TASK STATEMENT:
Find all the lines with "title" and gather them.

RECORDED INFORMATION:
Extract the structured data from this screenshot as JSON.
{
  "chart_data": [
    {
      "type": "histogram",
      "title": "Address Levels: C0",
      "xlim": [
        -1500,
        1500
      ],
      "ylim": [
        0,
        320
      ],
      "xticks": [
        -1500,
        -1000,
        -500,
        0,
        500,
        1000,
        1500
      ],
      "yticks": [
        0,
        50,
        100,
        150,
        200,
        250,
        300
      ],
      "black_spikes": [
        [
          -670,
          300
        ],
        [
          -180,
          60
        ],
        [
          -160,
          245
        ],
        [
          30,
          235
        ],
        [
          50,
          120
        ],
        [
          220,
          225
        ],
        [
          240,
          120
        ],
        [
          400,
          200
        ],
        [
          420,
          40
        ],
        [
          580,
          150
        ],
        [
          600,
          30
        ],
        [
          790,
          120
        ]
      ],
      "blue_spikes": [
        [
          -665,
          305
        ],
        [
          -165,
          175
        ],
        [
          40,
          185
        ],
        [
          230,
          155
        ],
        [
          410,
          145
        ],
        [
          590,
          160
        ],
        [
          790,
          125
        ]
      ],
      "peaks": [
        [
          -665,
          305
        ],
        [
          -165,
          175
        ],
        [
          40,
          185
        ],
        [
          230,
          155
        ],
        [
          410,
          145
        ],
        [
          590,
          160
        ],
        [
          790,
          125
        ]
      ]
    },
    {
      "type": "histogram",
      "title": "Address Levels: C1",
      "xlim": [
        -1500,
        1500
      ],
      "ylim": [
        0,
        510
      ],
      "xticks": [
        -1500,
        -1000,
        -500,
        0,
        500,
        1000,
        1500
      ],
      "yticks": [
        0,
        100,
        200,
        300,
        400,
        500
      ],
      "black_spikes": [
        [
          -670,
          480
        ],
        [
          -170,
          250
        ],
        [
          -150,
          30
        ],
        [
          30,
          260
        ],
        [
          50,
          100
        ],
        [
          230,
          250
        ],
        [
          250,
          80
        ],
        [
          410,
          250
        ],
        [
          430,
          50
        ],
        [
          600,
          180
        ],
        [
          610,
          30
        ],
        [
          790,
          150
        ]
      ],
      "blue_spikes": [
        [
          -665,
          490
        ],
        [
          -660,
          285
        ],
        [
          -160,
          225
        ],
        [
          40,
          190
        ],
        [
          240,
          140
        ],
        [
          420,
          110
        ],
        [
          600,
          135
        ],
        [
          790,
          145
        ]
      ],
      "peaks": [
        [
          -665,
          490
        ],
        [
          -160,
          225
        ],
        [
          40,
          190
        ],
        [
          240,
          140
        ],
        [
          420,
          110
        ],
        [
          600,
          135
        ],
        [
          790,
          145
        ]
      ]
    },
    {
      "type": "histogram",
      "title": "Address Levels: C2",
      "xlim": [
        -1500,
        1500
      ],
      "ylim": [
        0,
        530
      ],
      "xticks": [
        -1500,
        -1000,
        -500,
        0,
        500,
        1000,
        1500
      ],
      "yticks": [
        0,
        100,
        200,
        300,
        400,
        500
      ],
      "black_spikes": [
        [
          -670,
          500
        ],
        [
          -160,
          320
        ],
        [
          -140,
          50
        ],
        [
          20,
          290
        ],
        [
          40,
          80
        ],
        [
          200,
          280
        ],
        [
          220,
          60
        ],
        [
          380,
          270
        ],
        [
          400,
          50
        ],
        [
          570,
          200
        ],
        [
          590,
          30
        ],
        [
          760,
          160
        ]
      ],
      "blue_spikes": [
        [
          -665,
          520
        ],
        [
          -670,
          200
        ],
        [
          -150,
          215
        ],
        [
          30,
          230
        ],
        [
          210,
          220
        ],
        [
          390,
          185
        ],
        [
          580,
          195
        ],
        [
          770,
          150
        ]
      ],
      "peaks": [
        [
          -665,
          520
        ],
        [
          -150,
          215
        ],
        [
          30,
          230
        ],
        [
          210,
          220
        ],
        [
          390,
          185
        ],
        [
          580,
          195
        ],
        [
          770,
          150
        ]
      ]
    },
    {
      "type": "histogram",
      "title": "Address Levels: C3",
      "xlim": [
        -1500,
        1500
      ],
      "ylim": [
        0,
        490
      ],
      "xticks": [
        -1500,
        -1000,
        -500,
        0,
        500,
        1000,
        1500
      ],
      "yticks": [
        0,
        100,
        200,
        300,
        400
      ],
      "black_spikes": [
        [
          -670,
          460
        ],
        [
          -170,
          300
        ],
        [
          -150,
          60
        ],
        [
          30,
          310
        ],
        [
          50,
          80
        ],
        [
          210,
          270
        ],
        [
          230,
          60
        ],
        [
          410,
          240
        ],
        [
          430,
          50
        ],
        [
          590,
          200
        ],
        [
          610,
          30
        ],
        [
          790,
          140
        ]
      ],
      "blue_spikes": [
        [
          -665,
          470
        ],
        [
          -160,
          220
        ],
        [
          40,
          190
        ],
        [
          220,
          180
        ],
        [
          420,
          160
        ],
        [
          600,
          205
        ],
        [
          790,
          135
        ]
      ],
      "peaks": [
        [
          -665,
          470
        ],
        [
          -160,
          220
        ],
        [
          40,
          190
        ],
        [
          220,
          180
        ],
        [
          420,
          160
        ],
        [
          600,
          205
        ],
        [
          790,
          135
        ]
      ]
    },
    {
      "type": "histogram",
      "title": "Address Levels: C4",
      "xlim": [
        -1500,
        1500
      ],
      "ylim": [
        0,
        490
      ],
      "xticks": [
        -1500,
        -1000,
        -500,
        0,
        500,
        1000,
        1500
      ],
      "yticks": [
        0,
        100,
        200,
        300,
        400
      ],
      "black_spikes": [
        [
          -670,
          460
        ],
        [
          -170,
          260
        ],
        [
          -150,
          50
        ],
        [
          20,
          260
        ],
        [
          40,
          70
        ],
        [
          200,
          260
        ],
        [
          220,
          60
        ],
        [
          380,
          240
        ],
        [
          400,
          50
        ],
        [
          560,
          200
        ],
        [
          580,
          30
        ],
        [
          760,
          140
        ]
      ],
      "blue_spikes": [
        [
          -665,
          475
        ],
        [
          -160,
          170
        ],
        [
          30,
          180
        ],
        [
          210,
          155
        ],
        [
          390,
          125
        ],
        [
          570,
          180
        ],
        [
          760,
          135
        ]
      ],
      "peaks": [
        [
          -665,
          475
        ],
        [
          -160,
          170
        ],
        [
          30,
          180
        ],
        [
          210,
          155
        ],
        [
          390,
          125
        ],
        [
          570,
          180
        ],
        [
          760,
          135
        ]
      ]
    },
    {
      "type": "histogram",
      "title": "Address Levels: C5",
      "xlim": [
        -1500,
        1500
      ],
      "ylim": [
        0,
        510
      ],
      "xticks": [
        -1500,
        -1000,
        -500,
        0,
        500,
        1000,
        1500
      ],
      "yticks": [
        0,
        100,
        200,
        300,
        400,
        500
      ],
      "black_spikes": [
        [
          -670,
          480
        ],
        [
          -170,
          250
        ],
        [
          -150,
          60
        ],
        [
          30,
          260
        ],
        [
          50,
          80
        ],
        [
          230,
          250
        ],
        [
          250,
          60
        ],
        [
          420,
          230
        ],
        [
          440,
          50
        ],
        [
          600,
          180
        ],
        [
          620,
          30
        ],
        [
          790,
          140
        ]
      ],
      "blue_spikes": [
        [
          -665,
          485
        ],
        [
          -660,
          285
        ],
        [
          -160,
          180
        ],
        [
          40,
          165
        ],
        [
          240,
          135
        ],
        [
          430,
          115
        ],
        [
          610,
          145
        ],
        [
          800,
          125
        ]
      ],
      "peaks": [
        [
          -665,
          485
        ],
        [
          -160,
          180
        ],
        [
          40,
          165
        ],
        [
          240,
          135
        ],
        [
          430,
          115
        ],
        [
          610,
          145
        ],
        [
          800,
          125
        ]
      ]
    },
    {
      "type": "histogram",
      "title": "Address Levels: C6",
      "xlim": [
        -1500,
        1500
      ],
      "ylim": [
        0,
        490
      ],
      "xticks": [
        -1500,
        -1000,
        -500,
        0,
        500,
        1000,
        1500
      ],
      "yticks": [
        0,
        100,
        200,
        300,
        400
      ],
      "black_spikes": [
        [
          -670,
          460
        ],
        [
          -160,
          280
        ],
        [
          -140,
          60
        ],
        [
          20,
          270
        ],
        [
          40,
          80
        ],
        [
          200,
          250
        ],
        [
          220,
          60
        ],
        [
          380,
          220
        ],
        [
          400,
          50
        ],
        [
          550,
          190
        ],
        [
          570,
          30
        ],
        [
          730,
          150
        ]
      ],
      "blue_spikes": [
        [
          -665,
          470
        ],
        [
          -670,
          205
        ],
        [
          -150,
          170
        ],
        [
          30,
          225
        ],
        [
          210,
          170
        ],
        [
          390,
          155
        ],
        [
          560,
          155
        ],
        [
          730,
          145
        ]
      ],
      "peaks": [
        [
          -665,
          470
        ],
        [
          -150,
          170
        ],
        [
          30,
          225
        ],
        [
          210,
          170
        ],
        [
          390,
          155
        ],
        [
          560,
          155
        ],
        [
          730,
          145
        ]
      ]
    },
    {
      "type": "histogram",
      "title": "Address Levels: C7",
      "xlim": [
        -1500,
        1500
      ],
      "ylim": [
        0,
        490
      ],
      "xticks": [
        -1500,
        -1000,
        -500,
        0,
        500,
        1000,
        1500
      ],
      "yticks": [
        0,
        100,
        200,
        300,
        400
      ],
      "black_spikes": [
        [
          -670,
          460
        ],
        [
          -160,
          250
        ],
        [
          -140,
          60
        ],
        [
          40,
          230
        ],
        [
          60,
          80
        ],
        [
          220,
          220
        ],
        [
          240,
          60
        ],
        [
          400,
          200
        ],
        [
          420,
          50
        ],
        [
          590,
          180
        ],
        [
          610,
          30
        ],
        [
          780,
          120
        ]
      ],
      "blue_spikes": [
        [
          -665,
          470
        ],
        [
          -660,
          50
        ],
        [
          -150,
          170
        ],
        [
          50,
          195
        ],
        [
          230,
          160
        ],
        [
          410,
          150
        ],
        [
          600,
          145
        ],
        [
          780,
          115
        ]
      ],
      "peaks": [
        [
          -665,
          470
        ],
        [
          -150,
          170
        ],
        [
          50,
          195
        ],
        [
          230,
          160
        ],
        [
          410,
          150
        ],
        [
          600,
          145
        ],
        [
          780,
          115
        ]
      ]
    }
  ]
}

SOLUTION TO THIS PROBLEM:
      "title": "Address Levels: C0",
      "title": "Address Levels: C1",
      "title": "Address Levels: C2",
      "title": "Address Levels: C3",
      "title": "Address Levels: C4",
      "title": "Address Levels: C5",
      "title": "Address Levels: C6",
      "title": "Address Levels: C7",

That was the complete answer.